## What the task requires
Return all of the entries word for word, but omit the pictures they contain.

++++ Working data

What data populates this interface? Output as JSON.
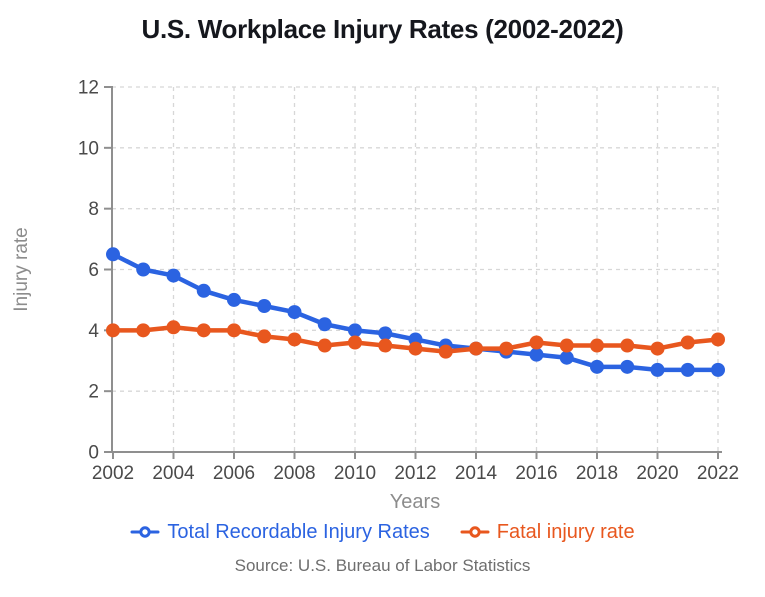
{
  "title": "U.S. Workplace Injury Rates (2002-2022)",
  "source": "Source: U.S. Bureau of Labor Statistics",
  "legend": {
    "items": [
      {
        "label": "Total Recordable Injury Rates",
        "color": "#2b63e1"
      },
      {
        "label": "Fatal injury rate",
        "color": "#e8571e"
      }
    ]
  },
  "colors": {
    "grid": "#d7d7d7",
    "axis": "#8f8f8f",
    "tick_label": "#4a4a4a",
    "axis_title": "#8c8c8c",
    "title": "#15171d",
    "source": "#6e6e6e",
    "background": "#ffffff",
    "marker_center": "#ffffff"
  },
  "chart_data": {
    "type": "line",
    "title": "U.S. Workplace Injury Rates (2002-2022)",
    "xlabel": "Years",
    "ylabel": "Injury rate",
    "x": [
      2002,
      2003,
      2004,
      2005,
      2006,
      2007,
      2008,
      2009,
      2010,
      2011,
      2012,
      2013,
      2014,
      2015,
      2016,
      2017,
      2018,
      2019,
      2020,
      2021,
      2022
    ],
    "series": [
      {
        "name": "Total Recordable Injury Rates",
        "color": "#2b63e1",
        "values": [
          6.5,
          6.0,
          5.8,
          5.3,
          5.0,
          4.8,
          4.6,
          4.2,
          4.0,
          3.9,
          3.7,
          3.5,
          3.4,
          3.3,
          3.2,
          3.1,
          2.8,
          2.8,
          2.7,
          2.7,
          2.7
        ]
      },
      {
        "name": "Fatal injury rate",
        "color": "#e8571e",
        "values": [
          4.0,
          4.0,
          4.1,
          4.0,
          4.0,
          3.8,
          3.7,
          3.5,
          3.6,
          3.5,
          3.4,
          3.3,
          3.4,
          3.4,
          3.6,
          3.5,
          3.5,
          3.5,
          3.4,
          3.6,
          3.7
        ]
      }
    ],
    "ylim": [
      0,
      12
    ],
    "yticks": [
      0,
      2,
      4,
      6,
      8,
      10,
      12
    ],
    "xticks": [
      2002,
      2004,
      2006,
      2008,
      2010,
      2012,
      2014,
      2016,
      2018,
      2020,
      2022
    ],
    "grid": true,
    "grid_style": "dashed",
    "legend_position": "bottom",
    "marker": "circle"
  }
}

++++++++

## Response to this task
What data populates this interface? Output as JSON.
{
  "title": "U.S. Workplace Injury Rates (2002-2022)",
  "source": "Source: U.S. Bureau of Labor Statistics",
  "legend": {
    "items": [
      {
        "label": "Total Recordable Injury Rates",
        "color": "#2b63e1"
      },
      {
        "label": "Fatal injury rate",
        "color": "#e8571e"
      }
    ]
  },
  "colors": {
    "grid": "#d7d7d7",
    "axis": "#8f8f8f",
    "tick_label": "#4a4a4a",
    "axis_title": "#8c8c8c",
    "title": "#15171d",
    "source": "#6e6e6e",
    "background": "#ffffff",
    "marker_center": "#ffffff"
  },
  "chart_data": {
    "type": "line",
    "title": "U.S. Workplace Injury Rates (2002-2022)",
    "xlabel": "Years",
    "ylabel": "Injury rate",
    "x": [
      2002,
      2003,
      2004,
      2005,
      2006,
      2007,
      2008,
      2009,
      2010,
      2011,
      2012,
      2013,
      2014,
      2015,
      2016,
      2017,
      2018,
      2019,
      2020,
      2021,
      2022
    ],
    "series": [
      {
        "name": "Total Recordable Injury Rates",
        "color": "#2b63e1",
        "values": [
          6.5,
          6.0,
          5.8,
          5.3,
          5.0,
          4.8,
          4.6,
          4.2,
          4.0,
          3.9,
          3.7,
          3.5,
          3.4,
          3.3,
          3.2,
          3.1,
          2.8,
          2.8,
          2.7,
          2.7,
          2.7
        ]
      },
      {
        "name": "Fatal injury rate",
        "color": "#e8571e",
        "values": [
          4.0,
          4.0,
          4.1,
          4.0,
          4.0,
          3.8,
          3.7,
          3.5,
          3.6,
          3.5,
          3.4,
          3.3,
          3.4,
          3.4,
          3.6,
          3.5,
          3.5,
          3.5,
          3.4,
          3.6,
          3.7
        ]
      }
    ],
    "ylim": [
      0,
      12
    ],
    "yticks": [
      0,
      2,
      4,
      6,
      8,
      10,
      12
    ],
    "xticks": [
      2002,
      2004,
      2006,
      2008,
      2010,
      2012,
      2014,
      2016,
      2018,
      2020,
      2022
    ],
    "grid": true,
    "grid_style": "dashed",
    "legend_position": "bottom",
    "marker": "circle"
  }
}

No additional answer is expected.